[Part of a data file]
** Begin **
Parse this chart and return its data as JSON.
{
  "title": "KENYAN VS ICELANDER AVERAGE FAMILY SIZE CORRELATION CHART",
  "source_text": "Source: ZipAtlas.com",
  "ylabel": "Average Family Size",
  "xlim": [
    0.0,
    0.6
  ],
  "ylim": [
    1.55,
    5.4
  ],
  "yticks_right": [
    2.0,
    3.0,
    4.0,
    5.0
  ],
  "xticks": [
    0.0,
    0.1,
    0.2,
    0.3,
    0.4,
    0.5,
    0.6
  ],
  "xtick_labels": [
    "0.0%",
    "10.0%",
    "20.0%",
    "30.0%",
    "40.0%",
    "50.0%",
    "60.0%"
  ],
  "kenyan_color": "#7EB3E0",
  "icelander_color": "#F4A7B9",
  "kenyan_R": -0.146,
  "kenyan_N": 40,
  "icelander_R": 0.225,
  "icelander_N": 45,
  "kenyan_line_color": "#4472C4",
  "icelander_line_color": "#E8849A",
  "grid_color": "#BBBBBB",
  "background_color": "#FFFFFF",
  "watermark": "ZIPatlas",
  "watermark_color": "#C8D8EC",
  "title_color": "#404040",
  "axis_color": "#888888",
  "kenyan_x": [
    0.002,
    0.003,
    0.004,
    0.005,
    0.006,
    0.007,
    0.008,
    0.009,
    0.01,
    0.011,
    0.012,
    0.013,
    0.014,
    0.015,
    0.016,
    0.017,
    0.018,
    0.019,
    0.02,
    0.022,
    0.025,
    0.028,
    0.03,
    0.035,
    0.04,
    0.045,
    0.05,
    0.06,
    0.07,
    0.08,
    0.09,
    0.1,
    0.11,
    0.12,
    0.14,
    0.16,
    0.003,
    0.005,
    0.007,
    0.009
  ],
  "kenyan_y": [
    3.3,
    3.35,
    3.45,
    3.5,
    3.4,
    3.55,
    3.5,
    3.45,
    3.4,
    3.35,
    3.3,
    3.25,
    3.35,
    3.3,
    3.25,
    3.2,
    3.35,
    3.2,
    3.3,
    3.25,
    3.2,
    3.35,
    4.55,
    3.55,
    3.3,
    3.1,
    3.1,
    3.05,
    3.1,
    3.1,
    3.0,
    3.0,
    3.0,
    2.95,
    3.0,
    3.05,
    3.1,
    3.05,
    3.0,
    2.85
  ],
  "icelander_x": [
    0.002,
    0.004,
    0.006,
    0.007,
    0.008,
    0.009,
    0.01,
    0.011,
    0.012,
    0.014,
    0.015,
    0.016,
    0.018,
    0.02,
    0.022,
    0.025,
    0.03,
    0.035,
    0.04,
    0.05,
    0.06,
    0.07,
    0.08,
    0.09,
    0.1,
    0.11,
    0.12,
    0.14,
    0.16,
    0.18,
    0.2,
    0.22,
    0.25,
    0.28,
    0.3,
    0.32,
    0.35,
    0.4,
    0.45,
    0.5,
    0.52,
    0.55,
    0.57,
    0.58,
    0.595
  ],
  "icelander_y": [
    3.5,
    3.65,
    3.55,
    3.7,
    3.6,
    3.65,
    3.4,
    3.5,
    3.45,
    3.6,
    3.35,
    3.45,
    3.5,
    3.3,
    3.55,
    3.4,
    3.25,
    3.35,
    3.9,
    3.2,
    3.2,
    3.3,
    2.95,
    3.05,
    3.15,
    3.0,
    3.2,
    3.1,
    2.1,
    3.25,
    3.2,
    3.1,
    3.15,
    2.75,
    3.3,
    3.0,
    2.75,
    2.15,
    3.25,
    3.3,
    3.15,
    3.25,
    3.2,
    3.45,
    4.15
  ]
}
** End **
Copy down the whole of the data above, matching it exactly.

Parse this chart and return its data as JSON.
{
  "title": "KENYAN VS ICELANDER AVERAGE FAMILY SIZE CORRELATION CHART",
  "source_text": "Source: ZipAtlas.com",
  "ylabel": "Average Family Size",
  "xlim": [
    0.0,
    0.6
  ],
  "ylim": [
    1.55,
    5.4
  ],
  "yticks_right": [
    2.0,
    3.0,
    4.0,
    5.0
  ],
  "xticks": [
    0.0,
    0.1,
    0.2,
    0.3,
    0.4,
    0.5,
    0.6
  ],
  "xtick_labels": [
    "0.0%",
    "10.0%",
    "20.0%",
    "30.0%",
    "40.0%",
    "50.0%",
    "60.0%"
  ],
  "kenyan_color": "#7EB3E0",
  "icelander_color": "#F4A7B9",
  "kenyan_R": -0.146,
  "kenyan_N": 40,
  "icelander_R": 0.225,
  "icelander_N": 45,
  "kenyan_line_color": "#4472C4",
  "icelander_line_color": "#E8849A",
  "grid_color": "#BBBBBB",
  "background_color": "#FFFFFF",
  "watermark": "ZIPatlas",
  "watermark_color": "#C8D8EC",
  "title_color": "#404040",
  "axis_color": "#888888",
  "kenyan_x": [
    0.002,
    0.003,
    0.004,
    0.005,
    0.006,
    0.007,
    0.008,
    0.009,
    0.01,
    0.011,
    0.012,
    0.013,
    0.014,
    0.015,
    0.016,
    0.017,
    0.018,
    0.019,
    0.02,
    0.022,
    0.025,
    0.028,
    0.03,
    0.035,
    0.04,
    0.045,
    0.05,
    0.06,
    0.07,
    0.08,
    0.09,
    0.1,
    0.11,
    0.12,
    0.14,
    0.16,
    0.003,
    0.005,
    0.007,
    0.009
  ],
  "kenyan_y": [
    3.3,
    3.35,
    3.45,
    3.5,
    3.4,
    3.55,
    3.5,
    3.45,
    3.4,
    3.35,
    3.3,
    3.25,
    3.35,
    3.3,
    3.25,
    3.2,
    3.35,
    3.2,
    3.3,
    3.25,
    3.2,
    3.35,
    4.55,
    3.55,
    3.3,
    3.1,
    3.1,
    3.05,
    3.1,
    3.1,
    3.0,
    3.0,
    3.0,
    2.95,
    3.0,
    3.05,
    3.1,
    3.05,
    3.0,
    2.85
  ],
  "icelander_x": [
    0.002,
    0.004,
    0.006,
    0.007,
    0.008,
    0.009,
    0.01,
    0.011,
    0.012,
    0.014,
    0.015,
    0.016,
    0.018,
    0.02,
    0.022,
    0.025,
    0.03,
    0.035,
    0.04,
    0.05,
    0.06,
    0.07,
    0.08,
    0.09,
    0.1,
    0.11,
    0.12,
    0.14,
    0.16,
    0.18,
    0.2,
    0.22,
    0.25,
    0.28,
    0.3,
    0.32,
    0.35,
    0.4,
    0.45,
    0.5,
    0.52,
    0.55,
    0.57,
    0.58,
    0.595
  ],
  "icelander_y": [
    3.5,
    3.65,
    3.55,
    3.7,
    3.6,
    3.65,
    3.4,
    3.5,
    3.45,
    3.6,
    3.35,
    3.45,
    3.5,
    3.3,
    3.55,
    3.4,
    3.25,
    3.35,
    3.9,
    3.2,
    3.2,
    3.3,
    2.95,
    3.05,
    3.15,
    3.0,
    3.2,
    3.1,
    2.1,
    3.25,
    3.2,
    3.1,
    3.15,
    2.75,
    3.3,
    3.0,
    2.75,
    2.15,
    3.25,
    3.3,
    3.15,
    3.25,
    3.2,
    3.45,
    4.15
  ]
}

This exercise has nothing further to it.